» **DIRECTIVE 1**:
Answer these questions from the post below:
(a) In which decade did political authority seem to stabilize?
(b) Whose investigation uncovered cases where people were set free under the law?
(c) In medieval times, what did killers in such situations usually owe?
» **DIRECTIVE 2**:
Does the post below support each statement? Answer yes or no, and quote the words that decide it.
(a) Political authority has been in free fall for the last twenty years.
(b) The civil war in Syria has ended.
(c) In Florida, a killer in such a situation must still pay the victim's family.

» **EXTRACT**:
== == ==
This week's post essentially follows up on a number of fairly recent ones, drawing in part on news and commentary in the press. It's a very busy news time. The coup in Egypt marks a new phase in that country's revolution, and may introduce even greater danger. The civil war in Syria--a warning of what could happen in Egypt--continues. The election campaign is heating up. But all this takes place against the background of what has become the main theme of these posts: the continuing decline of political authority around the world in general and in the United States in particular. Almost all over the world, political authority grew during the first two-thirds of the twentieth century. It seemed to stabilize in the 1960s (although that is when the long-term threats to it first emerge), weakened beginning in the 1980s, and has been in free fall for the last twenty years. The question of how far this process can go before much of the world descends into anarchy is, I think, the critical question we now face. All these stories bear upon this.

A couple of months ago I blogged about the Trayvon Martin-George Zimmerman case, the stand your ground laws in Florida and elsewhere, and the long tradition of individual violence, especially in the South, which they seem to be continuing. A recent investigation by the Tampa Bay newspaper uncovered a number of extraordinary cases in which men and women have been set free under the law, confirming my worst suspicions. As several law enforcement personnel note, it has become very easy for two individuals to get into an altercation that ends in death without either one of them being guilty of anything. Once one is in a situation that threatens death or bodily harm, one has the right to draw and shoot to kill, regardless of who started the fight or what it is about. In medieval times, killers in such situations usually owed a money payment to the victim's family; now, in Florida, and presumably in a number of other states as well, they owe nothing at all to anyone. It's a frightening development, and I wonder whether there will be a backlash.
== == ==
» **GIVEN DATA**:
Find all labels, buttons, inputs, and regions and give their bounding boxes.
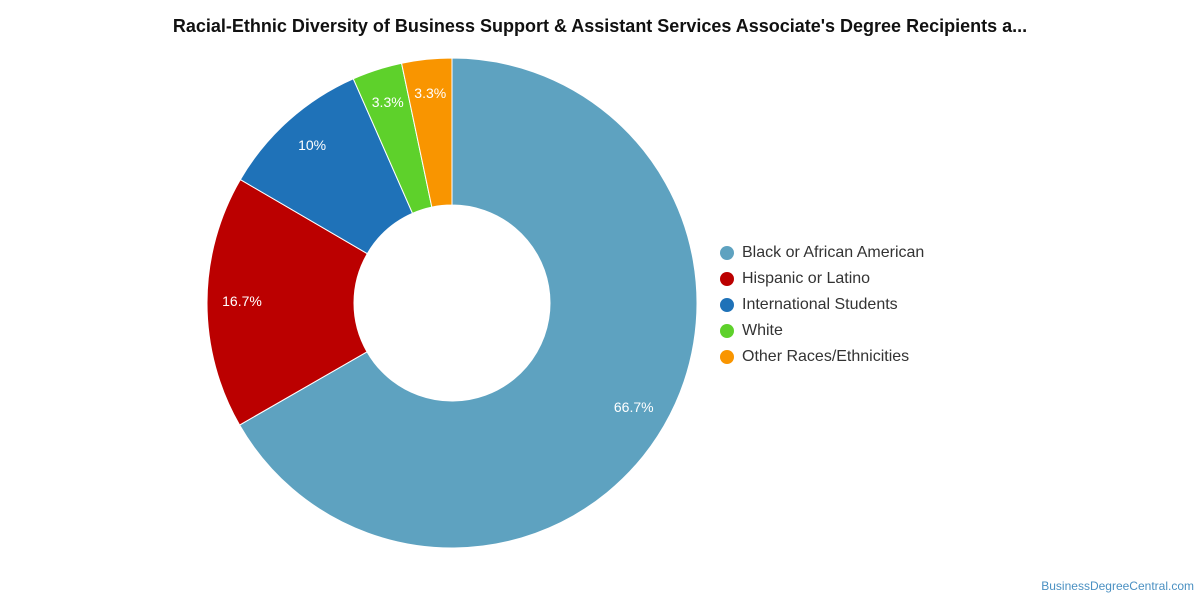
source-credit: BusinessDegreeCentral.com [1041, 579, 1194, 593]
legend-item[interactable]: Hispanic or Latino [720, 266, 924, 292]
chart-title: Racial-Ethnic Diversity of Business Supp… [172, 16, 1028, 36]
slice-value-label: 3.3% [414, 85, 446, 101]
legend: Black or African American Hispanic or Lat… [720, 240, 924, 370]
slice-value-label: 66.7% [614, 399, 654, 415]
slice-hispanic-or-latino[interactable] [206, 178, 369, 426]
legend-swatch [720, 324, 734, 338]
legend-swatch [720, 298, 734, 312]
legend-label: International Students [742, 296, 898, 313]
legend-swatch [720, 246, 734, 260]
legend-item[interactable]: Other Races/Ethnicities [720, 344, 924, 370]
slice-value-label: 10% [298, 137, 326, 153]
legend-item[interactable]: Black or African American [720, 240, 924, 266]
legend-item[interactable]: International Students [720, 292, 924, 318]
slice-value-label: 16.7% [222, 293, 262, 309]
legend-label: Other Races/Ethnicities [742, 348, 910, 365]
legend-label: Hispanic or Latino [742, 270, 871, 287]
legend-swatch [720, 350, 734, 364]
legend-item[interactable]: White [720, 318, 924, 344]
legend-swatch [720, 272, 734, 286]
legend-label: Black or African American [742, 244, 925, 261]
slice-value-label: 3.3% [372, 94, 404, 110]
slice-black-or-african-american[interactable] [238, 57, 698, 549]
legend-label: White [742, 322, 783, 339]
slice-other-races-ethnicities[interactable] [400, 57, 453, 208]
== == ==
» **CORRECT RESPONSE 1**:
(a) The 1960s.
(b) The Tampa Bay newspaper's.
(c) A money payment to the victim's family.

» **CORRECT RESPONSE 2**:
(a) Yes: "has been in free fall for the last twenty years"
(b) No: "The civil war in Syria--a warning of what could happen in Egypt--continues."
(c) No: "now, in Florida, and presumably in a number of other states as well, they owe nothing at all to anyone."